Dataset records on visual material
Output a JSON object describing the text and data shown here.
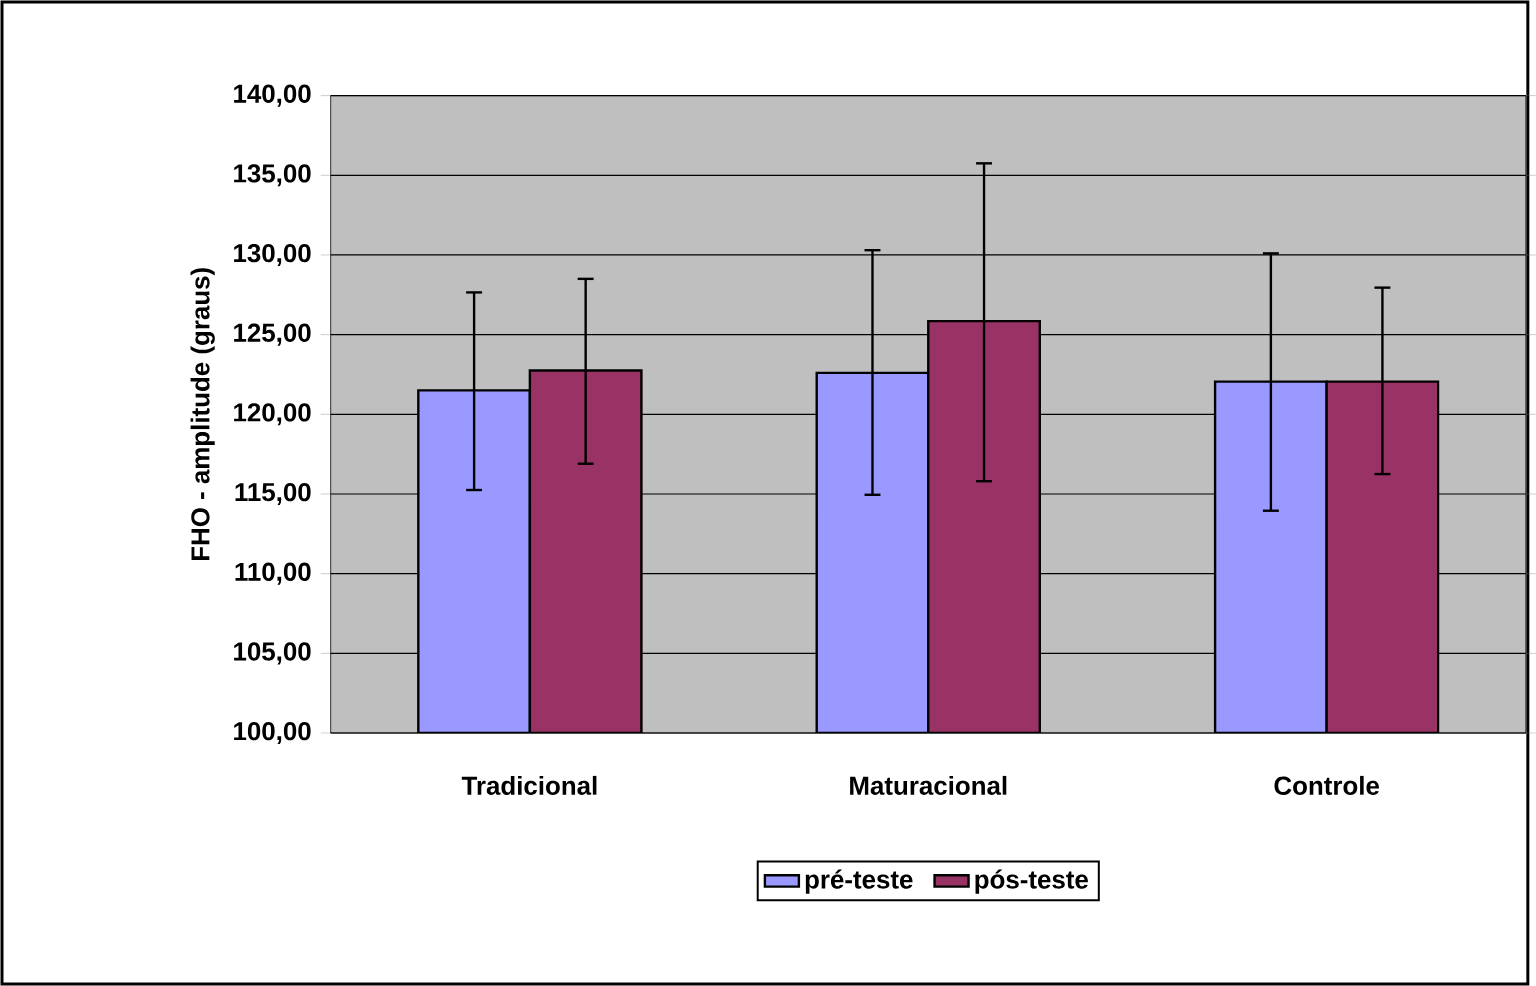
{
  "chart_data": {
    "type": "bar",
    "ylabel": "FHO - amplitude (graus)",
    "categories": [
      "Tradicional",
      "Maturacional",
      "Controle"
    ],
    "series": [
      {
        "name": "pré-teste",
        "color": "#9999ff",
        "values": [
          121.5,
          122.6,
          122.05
        ],
        "errors": [
          [
            115.25,
            127.65
          ],
          [
            114.95,
            130.3
          ],
          [
            113.95,
            130.1
          ]
        ]
      },
      {
        "name": "pós-teste",
        "color": "#993366",
        "values": [
          122.75,
          125.85,
          122.05
        ],
        "errors": [
          [
            116.9,
            128.5
          ],
          [
            115.8,
            135.75
          ],
          [
            116.25,
            127.95
          ]
        ]
      }
    ],
    "ylim": [
      100,
      140
    ],
    "yticks": [
      {
        "value": 100,
        "label": "100,00"
      },
      {
        "value": 105,
        "label": "105,00"
      },
      {
        "value": 110,
        "label": "110,00"
      },
      {
        "value": 115,
        "label": "115,00"
      },
      {
        "value": 120,
        "label": "120,00"
      },
      {
        "value": 125,
        "label": "125,00"
      },
      {
        "value": 130,
        "label": "130,00"
      },
      {
        "value": 135,
        "label": "135,00"
      },
      {
        "value": 140,
        "label": "140,00"
      }
    ],
    "grid": "y",
    "legend": "bottom"
  }
}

Goal
Exclude the pictures, and transcribe all of the material exactly.

Correct output
Output a JSON object describing the text and data shown here.
{
  "chart_data": {
    "type": "bar",
    "ylabel": "FHO - amplitude (graus)",
    "categories": [
      "Tradicional",
      "Maturacional",
      "Controle"
    ],
    "series": [
      {
        "name": "pré-teste",
        "color": "#9999ff",
        "values": [
          121.5,
          122.6,
          122.05
        ],
        "errors": [
          [
            115.25,
            127.65
          ],
          [
            114.95,
            130.3
          ],
          [
            113.95,
            130.1
          ]
        ]
      },
      {
        "name": "pós-teste",
        "color": "#993366",
        "values": [
          122.75,
          125.85,
          122.05
        ],
        "errors": [
          [
            116.9,
            128.5
          ],
          [
            115.8,
            135.75
          ],
          [
            116.25,
            127.95
          ]
        ]
      }
    ],
    "ylim": [
      100,
      140
    ],
    "yticks": [
      {
        "value": 100,
        "label": "100,00"
      },
      {
        "value": 105,
        "label": "105,00"
      },
      {
        "value": 110,
        "label": "110,00"
      },
      {
        "value": 115,
        "label": "115,00"
      },
      {
        "value": 120,
        "label": "120,00"
      },
      {
        "value": 125,
        "label": "125,00"
      },
      {
        "value": 130,
        "label": "130,00"
      },
      {
        "value": 135,
        "label": "135,00"
      },
      {
        "value": 140,
        "label": "140,00"
      }
    ],
    "grid": "y",
    "legend": "bottom"
  }
}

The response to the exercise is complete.